What the task asks >>
Select the lines that contain "läste" and copy each of them.

Records from a data collection:

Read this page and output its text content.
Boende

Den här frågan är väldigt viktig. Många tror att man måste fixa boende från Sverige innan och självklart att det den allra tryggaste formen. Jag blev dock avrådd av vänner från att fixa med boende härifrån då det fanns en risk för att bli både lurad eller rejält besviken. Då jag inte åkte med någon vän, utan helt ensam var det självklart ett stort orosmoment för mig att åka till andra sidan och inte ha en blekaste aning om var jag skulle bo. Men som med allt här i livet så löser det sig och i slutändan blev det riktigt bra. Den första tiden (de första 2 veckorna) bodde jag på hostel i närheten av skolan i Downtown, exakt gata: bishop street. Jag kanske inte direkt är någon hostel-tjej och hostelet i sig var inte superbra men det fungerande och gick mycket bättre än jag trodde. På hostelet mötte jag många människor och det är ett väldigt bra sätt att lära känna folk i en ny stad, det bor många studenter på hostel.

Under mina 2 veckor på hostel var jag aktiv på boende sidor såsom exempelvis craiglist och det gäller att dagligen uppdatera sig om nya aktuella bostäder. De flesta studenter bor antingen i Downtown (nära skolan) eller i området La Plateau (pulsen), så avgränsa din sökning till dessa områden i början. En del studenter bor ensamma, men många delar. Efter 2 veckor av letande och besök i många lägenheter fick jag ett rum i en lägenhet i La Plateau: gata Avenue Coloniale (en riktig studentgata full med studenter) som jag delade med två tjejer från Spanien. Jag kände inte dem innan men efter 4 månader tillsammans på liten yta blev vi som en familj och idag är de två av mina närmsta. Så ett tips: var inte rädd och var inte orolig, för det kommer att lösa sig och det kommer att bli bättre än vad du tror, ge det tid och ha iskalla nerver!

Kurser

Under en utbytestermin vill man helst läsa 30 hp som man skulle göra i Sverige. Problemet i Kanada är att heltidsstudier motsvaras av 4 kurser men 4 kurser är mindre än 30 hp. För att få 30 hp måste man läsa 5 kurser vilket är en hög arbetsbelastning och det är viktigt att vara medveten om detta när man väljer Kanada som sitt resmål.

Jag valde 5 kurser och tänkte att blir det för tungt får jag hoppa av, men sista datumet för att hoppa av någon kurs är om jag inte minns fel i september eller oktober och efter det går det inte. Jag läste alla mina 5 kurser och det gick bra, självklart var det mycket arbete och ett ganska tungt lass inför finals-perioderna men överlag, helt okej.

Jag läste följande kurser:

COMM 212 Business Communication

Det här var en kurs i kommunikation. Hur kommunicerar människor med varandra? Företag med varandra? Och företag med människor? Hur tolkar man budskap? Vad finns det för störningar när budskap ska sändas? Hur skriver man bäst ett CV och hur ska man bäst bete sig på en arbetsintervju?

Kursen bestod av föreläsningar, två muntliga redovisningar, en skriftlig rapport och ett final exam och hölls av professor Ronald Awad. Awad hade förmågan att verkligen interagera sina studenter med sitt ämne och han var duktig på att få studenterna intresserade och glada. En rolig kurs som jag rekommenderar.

Exercise output >>
Jag valde 5 kurser och tänkte att blir det för tungt får jag hoppa av, men sista datumet för att hoppa av någon kurs är om jag inte minns fel i september eller oktober och efter det går det inte. Jag läste alla mina 5 kurser och det gick bra, självklart var det mycket arbete och ett ganska tungt lass inför finals-perioderna men överlag, helt okej.
Jag läste följande kurser:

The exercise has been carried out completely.